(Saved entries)
________
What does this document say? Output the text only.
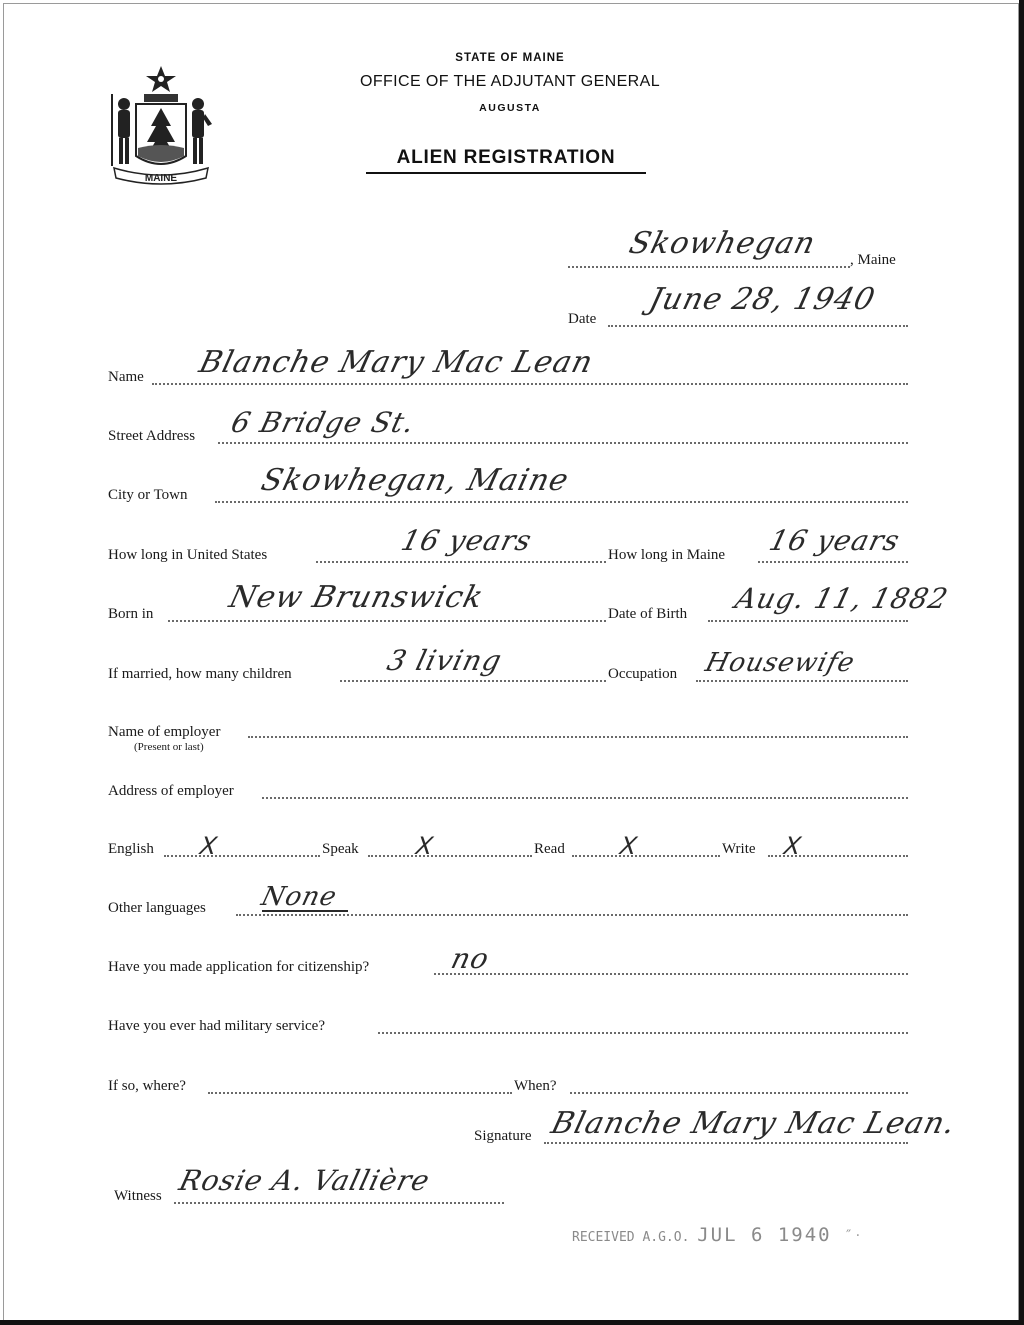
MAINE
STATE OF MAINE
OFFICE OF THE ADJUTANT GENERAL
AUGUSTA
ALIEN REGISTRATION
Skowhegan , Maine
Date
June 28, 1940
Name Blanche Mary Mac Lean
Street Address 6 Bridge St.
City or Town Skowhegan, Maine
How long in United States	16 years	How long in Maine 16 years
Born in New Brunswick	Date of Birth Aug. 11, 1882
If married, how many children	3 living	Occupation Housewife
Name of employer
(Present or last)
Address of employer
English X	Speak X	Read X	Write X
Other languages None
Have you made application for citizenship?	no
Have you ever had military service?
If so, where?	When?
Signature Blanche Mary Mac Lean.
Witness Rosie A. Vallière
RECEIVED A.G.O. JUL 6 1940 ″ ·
________
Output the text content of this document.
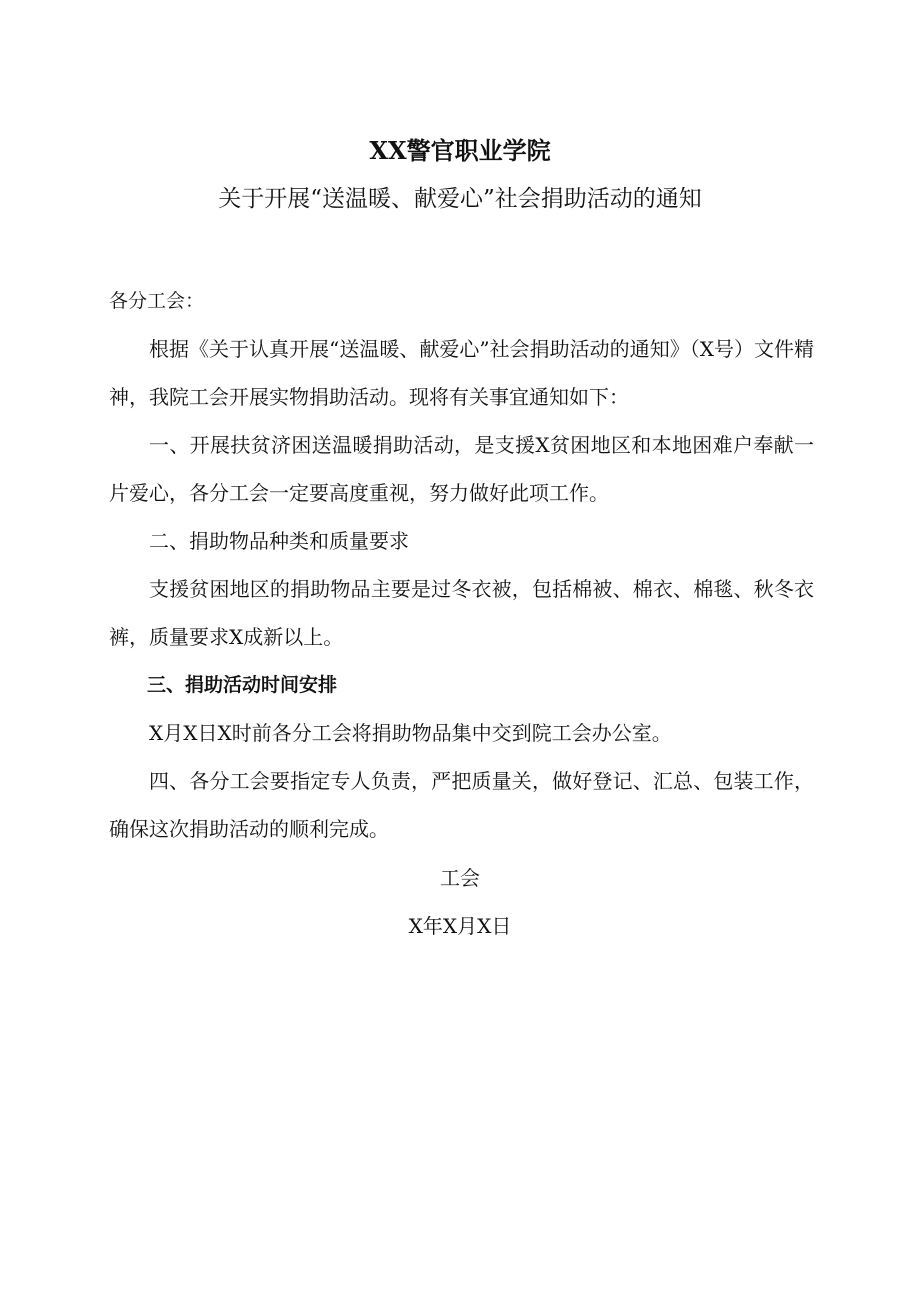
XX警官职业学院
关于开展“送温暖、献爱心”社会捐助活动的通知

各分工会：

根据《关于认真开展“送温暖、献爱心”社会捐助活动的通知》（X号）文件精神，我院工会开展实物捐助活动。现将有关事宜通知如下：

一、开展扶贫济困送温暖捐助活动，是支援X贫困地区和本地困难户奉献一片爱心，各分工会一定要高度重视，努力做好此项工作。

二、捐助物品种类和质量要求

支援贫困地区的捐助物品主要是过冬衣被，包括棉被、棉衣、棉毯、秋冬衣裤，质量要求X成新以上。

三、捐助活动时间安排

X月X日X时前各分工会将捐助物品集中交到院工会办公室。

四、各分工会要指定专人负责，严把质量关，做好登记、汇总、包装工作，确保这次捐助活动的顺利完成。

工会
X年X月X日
________
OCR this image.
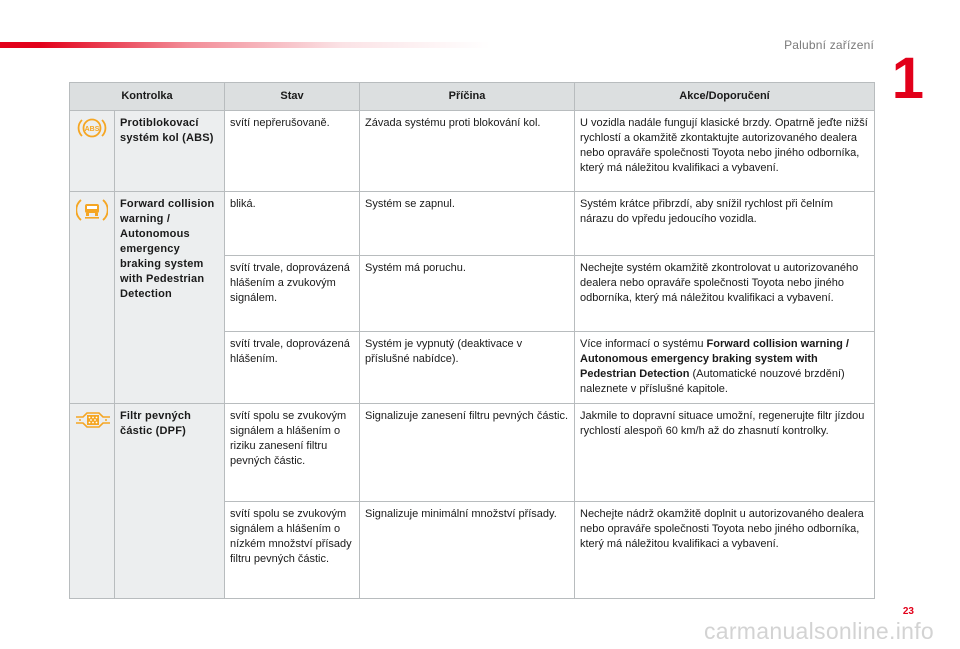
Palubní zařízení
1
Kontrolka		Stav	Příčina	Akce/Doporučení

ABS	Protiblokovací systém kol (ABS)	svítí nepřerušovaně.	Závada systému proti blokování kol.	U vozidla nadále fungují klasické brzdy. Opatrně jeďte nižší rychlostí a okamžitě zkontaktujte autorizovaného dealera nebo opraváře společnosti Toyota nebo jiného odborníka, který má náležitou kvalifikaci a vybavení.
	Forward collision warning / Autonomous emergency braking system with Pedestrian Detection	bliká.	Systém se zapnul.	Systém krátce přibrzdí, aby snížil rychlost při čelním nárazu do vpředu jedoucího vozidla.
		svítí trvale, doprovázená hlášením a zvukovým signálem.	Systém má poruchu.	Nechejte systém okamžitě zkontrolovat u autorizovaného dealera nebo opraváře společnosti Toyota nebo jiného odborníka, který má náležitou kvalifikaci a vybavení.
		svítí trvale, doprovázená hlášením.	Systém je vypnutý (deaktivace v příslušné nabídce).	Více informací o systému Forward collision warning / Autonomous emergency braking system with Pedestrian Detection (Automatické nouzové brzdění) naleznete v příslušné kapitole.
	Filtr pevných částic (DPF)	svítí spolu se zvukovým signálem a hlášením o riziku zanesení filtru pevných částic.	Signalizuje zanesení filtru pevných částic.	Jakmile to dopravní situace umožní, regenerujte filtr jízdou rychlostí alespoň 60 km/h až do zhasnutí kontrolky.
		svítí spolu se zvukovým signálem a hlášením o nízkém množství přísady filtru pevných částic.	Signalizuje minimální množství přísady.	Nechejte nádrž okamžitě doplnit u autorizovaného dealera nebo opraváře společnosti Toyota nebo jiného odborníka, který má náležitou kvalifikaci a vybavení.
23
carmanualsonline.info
________
Given exercise: Select from the material above each line in which the string "Output" appears, and list those lines.

Answer for this exercise:
What does this document say? Output the text only.
Output the text content of this document.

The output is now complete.